§ **Request**
Examine the entries below, count the lines holding the string "Enable", and respond with the number only.

Records from a data source:

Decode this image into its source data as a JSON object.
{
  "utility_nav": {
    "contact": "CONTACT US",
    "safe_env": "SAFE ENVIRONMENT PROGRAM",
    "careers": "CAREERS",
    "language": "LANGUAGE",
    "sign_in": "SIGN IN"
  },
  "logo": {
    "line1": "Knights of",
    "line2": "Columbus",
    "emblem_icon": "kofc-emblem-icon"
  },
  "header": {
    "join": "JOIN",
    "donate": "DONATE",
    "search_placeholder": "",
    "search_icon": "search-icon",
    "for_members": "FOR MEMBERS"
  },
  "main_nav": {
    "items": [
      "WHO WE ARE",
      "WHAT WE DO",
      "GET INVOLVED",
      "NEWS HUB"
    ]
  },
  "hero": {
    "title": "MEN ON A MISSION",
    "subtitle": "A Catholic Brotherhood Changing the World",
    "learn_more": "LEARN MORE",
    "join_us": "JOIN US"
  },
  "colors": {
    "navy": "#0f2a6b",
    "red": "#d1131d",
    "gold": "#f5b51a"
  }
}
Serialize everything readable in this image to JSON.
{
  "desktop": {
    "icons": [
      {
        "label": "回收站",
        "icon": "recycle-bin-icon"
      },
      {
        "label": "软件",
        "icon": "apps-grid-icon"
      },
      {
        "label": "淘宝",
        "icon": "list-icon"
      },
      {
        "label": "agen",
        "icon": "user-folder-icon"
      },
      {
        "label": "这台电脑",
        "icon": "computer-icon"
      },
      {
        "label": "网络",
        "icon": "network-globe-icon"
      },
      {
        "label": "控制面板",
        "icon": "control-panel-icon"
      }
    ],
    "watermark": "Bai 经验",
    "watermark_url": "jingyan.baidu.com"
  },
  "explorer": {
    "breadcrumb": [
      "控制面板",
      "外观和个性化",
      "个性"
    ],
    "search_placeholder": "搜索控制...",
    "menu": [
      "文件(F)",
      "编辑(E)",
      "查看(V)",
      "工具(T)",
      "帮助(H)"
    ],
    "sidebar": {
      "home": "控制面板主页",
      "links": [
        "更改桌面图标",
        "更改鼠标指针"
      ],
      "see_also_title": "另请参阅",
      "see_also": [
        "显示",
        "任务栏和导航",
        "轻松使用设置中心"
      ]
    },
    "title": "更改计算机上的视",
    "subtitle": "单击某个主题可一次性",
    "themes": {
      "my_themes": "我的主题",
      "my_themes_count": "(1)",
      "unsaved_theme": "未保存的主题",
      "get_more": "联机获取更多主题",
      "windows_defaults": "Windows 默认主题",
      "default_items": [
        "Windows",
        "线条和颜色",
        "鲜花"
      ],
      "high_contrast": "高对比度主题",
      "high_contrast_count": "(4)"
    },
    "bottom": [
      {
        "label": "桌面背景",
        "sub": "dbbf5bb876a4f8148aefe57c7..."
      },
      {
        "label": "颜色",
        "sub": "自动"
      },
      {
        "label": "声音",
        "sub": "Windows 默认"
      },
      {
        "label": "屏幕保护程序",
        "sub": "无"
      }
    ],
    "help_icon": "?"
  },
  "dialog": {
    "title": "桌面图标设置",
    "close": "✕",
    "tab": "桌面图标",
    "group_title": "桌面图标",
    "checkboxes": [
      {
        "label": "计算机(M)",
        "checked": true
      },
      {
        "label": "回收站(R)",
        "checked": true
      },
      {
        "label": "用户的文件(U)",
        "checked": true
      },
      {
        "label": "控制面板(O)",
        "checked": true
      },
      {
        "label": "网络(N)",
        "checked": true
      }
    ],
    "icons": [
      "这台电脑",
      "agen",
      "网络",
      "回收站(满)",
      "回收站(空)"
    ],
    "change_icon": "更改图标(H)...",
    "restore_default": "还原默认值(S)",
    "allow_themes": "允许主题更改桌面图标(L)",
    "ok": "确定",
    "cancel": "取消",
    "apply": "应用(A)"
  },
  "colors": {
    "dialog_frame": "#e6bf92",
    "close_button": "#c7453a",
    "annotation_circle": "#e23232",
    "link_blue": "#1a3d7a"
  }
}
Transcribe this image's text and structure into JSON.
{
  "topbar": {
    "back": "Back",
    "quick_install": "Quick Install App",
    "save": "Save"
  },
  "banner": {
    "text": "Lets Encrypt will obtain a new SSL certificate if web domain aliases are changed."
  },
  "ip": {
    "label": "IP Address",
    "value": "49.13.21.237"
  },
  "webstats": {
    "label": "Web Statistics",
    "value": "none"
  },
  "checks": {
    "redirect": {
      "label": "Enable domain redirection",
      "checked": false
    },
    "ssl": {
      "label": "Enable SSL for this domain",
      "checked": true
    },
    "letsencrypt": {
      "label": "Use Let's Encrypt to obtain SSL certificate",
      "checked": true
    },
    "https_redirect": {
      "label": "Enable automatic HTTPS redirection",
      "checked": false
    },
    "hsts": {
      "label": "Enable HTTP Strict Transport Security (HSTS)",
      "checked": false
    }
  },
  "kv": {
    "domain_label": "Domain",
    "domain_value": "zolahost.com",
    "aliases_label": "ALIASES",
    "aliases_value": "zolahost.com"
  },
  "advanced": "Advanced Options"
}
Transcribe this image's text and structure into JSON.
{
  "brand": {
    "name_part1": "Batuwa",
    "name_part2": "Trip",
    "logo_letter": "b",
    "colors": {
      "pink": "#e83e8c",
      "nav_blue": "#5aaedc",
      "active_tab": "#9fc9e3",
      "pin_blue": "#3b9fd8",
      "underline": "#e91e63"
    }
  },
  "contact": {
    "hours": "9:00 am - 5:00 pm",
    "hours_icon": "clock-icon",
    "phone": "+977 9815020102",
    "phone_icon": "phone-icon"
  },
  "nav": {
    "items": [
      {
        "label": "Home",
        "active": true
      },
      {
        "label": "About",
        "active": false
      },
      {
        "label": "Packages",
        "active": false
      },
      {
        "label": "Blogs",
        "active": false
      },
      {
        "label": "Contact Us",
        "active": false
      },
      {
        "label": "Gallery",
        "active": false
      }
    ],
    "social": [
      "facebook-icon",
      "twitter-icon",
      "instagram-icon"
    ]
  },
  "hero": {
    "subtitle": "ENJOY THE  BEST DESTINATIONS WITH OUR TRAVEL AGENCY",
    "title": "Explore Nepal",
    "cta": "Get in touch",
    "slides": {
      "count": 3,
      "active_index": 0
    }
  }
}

§ **Answer**
4